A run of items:
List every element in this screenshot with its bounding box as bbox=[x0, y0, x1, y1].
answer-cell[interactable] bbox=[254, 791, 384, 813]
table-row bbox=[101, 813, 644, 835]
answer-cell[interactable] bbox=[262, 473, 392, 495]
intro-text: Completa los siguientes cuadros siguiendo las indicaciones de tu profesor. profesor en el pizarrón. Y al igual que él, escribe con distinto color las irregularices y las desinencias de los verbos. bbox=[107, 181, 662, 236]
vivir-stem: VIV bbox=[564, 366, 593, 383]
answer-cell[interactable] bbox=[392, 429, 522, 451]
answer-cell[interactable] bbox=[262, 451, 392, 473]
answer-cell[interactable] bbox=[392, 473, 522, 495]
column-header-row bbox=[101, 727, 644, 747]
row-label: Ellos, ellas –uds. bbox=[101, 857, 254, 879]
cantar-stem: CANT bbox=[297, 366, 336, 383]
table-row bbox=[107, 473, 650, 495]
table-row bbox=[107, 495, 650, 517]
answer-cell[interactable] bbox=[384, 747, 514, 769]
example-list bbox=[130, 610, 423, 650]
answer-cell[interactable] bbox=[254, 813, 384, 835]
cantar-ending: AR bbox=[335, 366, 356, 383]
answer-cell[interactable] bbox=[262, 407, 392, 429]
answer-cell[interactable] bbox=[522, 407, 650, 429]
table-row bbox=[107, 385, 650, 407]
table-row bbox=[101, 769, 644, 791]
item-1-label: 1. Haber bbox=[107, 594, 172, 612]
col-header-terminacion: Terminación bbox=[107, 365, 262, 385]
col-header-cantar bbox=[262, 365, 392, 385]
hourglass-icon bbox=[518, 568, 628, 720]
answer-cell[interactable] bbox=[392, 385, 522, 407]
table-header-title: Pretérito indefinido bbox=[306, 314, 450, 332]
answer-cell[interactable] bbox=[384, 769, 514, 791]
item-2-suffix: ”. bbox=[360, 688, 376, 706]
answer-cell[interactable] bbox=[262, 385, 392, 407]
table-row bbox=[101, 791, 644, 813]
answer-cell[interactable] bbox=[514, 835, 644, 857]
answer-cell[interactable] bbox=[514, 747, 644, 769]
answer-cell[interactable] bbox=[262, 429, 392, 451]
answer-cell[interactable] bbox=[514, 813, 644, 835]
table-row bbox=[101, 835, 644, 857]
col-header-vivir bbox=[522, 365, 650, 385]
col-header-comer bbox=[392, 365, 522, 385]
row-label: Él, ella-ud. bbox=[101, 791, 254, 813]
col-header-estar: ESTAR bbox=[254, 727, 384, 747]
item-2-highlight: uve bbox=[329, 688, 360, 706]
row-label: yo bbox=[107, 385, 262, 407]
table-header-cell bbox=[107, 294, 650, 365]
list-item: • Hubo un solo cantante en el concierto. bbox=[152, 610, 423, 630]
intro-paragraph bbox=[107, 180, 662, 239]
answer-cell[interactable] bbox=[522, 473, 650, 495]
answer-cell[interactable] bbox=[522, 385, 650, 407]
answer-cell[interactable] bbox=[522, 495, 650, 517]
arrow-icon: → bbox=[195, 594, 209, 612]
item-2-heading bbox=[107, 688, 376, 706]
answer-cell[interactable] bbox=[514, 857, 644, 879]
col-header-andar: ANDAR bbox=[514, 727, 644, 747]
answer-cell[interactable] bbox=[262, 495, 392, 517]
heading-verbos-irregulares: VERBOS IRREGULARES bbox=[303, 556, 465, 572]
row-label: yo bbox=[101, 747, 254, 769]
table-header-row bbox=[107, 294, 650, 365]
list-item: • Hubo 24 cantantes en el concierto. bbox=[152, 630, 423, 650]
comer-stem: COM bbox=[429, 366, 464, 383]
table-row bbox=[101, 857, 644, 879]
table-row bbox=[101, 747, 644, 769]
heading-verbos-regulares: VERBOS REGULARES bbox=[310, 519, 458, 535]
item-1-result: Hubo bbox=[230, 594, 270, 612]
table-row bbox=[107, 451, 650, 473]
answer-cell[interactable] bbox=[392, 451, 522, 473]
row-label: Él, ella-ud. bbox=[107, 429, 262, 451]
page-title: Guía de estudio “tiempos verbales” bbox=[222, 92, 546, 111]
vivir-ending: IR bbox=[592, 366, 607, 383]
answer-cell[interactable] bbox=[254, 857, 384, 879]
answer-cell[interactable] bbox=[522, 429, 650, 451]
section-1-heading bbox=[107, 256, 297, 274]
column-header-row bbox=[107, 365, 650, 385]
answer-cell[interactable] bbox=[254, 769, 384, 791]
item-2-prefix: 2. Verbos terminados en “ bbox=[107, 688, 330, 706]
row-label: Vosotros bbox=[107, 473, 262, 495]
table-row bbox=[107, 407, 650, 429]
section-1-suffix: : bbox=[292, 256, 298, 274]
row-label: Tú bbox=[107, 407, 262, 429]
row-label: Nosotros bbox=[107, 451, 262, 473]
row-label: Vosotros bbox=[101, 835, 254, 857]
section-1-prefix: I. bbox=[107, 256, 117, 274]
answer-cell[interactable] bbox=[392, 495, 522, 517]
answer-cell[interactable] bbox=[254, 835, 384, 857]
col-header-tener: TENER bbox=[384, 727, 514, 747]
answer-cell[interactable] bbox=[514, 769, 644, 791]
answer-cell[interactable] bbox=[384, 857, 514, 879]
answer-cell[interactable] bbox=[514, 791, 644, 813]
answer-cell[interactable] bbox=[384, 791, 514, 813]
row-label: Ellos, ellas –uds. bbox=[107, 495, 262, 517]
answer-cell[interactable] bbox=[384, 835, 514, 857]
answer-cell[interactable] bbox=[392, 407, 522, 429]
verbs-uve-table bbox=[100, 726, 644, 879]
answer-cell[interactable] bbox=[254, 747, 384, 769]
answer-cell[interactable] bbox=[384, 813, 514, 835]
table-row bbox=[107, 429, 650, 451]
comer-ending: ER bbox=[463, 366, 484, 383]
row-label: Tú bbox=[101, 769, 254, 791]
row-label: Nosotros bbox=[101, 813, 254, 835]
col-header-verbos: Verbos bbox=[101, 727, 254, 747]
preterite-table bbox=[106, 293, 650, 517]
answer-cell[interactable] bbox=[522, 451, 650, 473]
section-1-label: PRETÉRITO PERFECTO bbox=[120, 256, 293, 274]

> [Work instructions]:
Write out every line of the items above as a numbered list, skipping any blank lines.

> [Result of this exercise]:
1. List every element in this screenshot with its bounding box as bbox=[x0, y0, x1, y1].
2. answer-cell[interactable] bbox=[254, 791, 384, 813]
3. table-row bbox=[101, 813, 644, 835]
4. answer-cell[interactable] bbox=[262, 473, 392, 495]
5. intro-text: Completa los siguientes cuadros siguiendo las indicaciones de tu profesor. profesor en el pizarrón. Y al igual que él, escribe con distinto color las irregularices y las desinencias de los verbos. bbox=[107, 181, 662, 236]
6. vivir-stem: VIV bbox=[564, 366, 593, 383]
7. answer-cell[interactable] bbox=[392, 429, 522, 451]
8. answer-cell[interactable] bbox=[262, 451, 392, 473]
9. answer-cell[interactable] bbox=[392, 473, 522, 495]
10. column-header-row bbox=[101, 727, 644, 747]
11. row-label: Ellos, ellas –uds. bbox=[101, 857, 254, 879]
12. cantar-stem: CANT bbox=[297, 366, 336, 383]
13. table-row bbox=[107, 473, 650, 495]
14. table-row bbox=[107, 495, 650, 517]
15. answer-cell[interactable] bbox=[384, 747, 514, 769]
16. example-list bbox=[130, 610, 423, 650]
17. answer-cell[interactable] bbox=[254, 813, 384, 835]
18. cantar-ending: AR bbox=[335, 366, 356, 383]
19. answer-cell[interactable] bbox=[262, 407, 392, 429]
20. answer-cell[interactable] bbox=[522, 407, 650, 429]
21. table-row bbox=[107, 385, 650, 407]
22. table-row bbox=[101, 769, 644, 791]
23. item-1-label: 1. Haber bbox=[107, 594, 172, 612]
24. col-header-terminacion: Terminación bbox=[107, 365, 262, 385]
25. col-header-cantar bbox=[262, 365, 392, 385]
26. hourglass-icon bbox=[518, 568, 628, 720]
27. answer-cell[interactable] bbox=[392, 385, 522, 407]
28. table-header-title: Pretérito indefinido bbox=[306, 314, 450, 332]
29. answer-cell[interactable] bbox=[384, 769, 514, 791]
30. item-2-suffix: ”. bbox=[360, 688, 376, 706]
31. answer-cell[interactable] bbox=[262, 385, 392, 407]
32. table-row bbox=[101, 791, 644, 813]
33. answer-cell[interactable] bbox=[514, 835, 644, 857]
34. answer-cell[interactable] bbox=[514, 747, 644, 769]
35. answer-cell[interactable] bbox=[262, 429, 392, 451]
36. answer-cell[interactable] bbox=[514, 813, 644, 835]
37. table-row bbox=[101, 835, 644, 857]
38. col-header-vivir bbox=[522, 365, 650, 385]
39. col-header-comer bbox=[392, 365, 522, 385]
40. row-label: Él, ella-ud. bbox=[101, 791, 254, 813]
41. col-header-estar: ESTAR bbox=[254, 727, 384, 747]
42. item-2-highlight: uve bbox=[329, 688, 360, 706]
43. row-label: yo bbox=[107, 385, 262, 407]
44. table-header-cell bbox=[107, 294, 650, 365]
45. list-item: • Hubo un solo cantante en el concierto. bbox=[152, 610, 423, 630]
46. intro-paragraph bbox=[107, 180, 662, 239]
47. answer-cell[interactable] bbox=[522, 473, 650, 495]
48. answer-cell[interactable] bbox=[522, 385, 650, 407]
49. answer-cell[interactable] bbox=[522, 495, 650, 517]
50. arrow-icon: → bbox=[195, 594, 209, 612]
51. item-2-heading bbox=[107, 688, 376, 706]
52. answer-cell[interactable] bbox=[514, 857, 644, 879]
53. col-header-andar: ANDAR bbox=[514, 727, 644, 747]
54. answer-cell[interactable] bbox=[262, 495, 392, 517]
55. heading-verbos-irregulares: VERBOS IRREGULARES bbox=[303, 556, 465, 572]
56. row-label: yo bbox=[101, 747, 254, 769]
57. table-header-row bbox=[107, 294, 650, 365]
58. list-item: • Hubo 24 cantantes en el concierto. bbox=[152, 630, 423, 650]
59. comer-stem: COM bbox=[429, 366, 464, 383]
60. table-row bbox=[101, 857, 644, 879]
61. table-row bbox=[101, 747, 644, 769]
62. heading-verbos-regulares: VERBOS REGULARES bbox=[310, 519, 458, 535]
63. item-1-result: Hubo bbox=[230, 594, 270, 612]
64. table-row bbox=[107, 451, 650, 473]
65. answer-cell[interactable] bbox=[392, 451, 522, 473]
66. row-label: Él, ella-ud. bbox=[107, 429, 262, 451]
67. page-title: Guía de estudio “tiempos verbales” bbox=[222, 92, 546, 111]
68. vivir-ending: IR bbox=[592, 366, 607, 383]
69. answer-cell[interactable] bbox=[254, 857, 384, 879]
70. answer-cell[interactable] bbox=[522, 429, 650, 451]
71. section-1-heading bbox=[107, 256, 297, 274]
72. column-header-row bbox=[107, 365, 650, 385]
73. answer-cell[interactable] bbox=[254, 769, 384, 791]
74. item-2-prefix: 2. Verbos terminados en “ bbox=[107, 688, 330, 706]
75. row-label: Vosotros bbox=[107, 473, 262, 495]
76. table-row bbox=[107, 407, 650, 429]
77. section-1-suffix: : bbox=[292, 256, 298, 274]
78. row-label: Tú bbox=[107, 407, 262, 429]
79. row-label: Nosotros bbox=[107, 451, 262, 473]
80. row-label: Vosotros bbox=[101, 835, 254, 857]
81. section-1-prefix: I. bbox=[107, 256, 117, 274]
82. answer-cell[interactable] bbox=[392, 495, 522, 517]
83. answer-cell[interactable] bbox=[254, 835, 384, 857]
84. col-header-tener: TENER bbox=[384, 727, 514, 747]
85. answer-cell[interactable] bbox=[514, 769, 644, 791]
86. answer-cell[interactable] bbox=[384, 857, 514, 879]
87. answer-cell[interactable] bbox=[514, 791, 644, 813]
88. answer-cell[interactable] bbox=[384, 791, 514, 813]
89. row-label: Ellos, ellas –uds. bbox=[107, 495, 262, 517]
90. answer-cell[interactable] bbox=[384, 835, 514, 857]
91. answer-cell[interactable] bbox=[392, 407, 522, 429]
92. verbs-uve-table bbox=[100, 726, 644, 879]
93. answer-cell[interactable] bbox=[254, 747, 384, 769]
94. answer-cell[interactable] bbox=[384, 813, 514, 835]
95. table-row bbox=[107, 429, 650, 451]
96. comer-ending: ER bbox=[463, 366, 484, 383]
97. row-label: Tú bbox=[101, 769, 254, 791]
98. row-label: Nosotros bbox=[101, 813, 254, 835]
99. col-header-verbos: Verbos bbox=[101, 727, 254, 747]
100. preterite-table bbox=[106, 293, 650, 517]
101. answer-cell[interactable] bbox=[522, 451, 650, 473]
102. section-1-label: PRETÉRITO PERFECTO bbox=[120, 256, 293, 274]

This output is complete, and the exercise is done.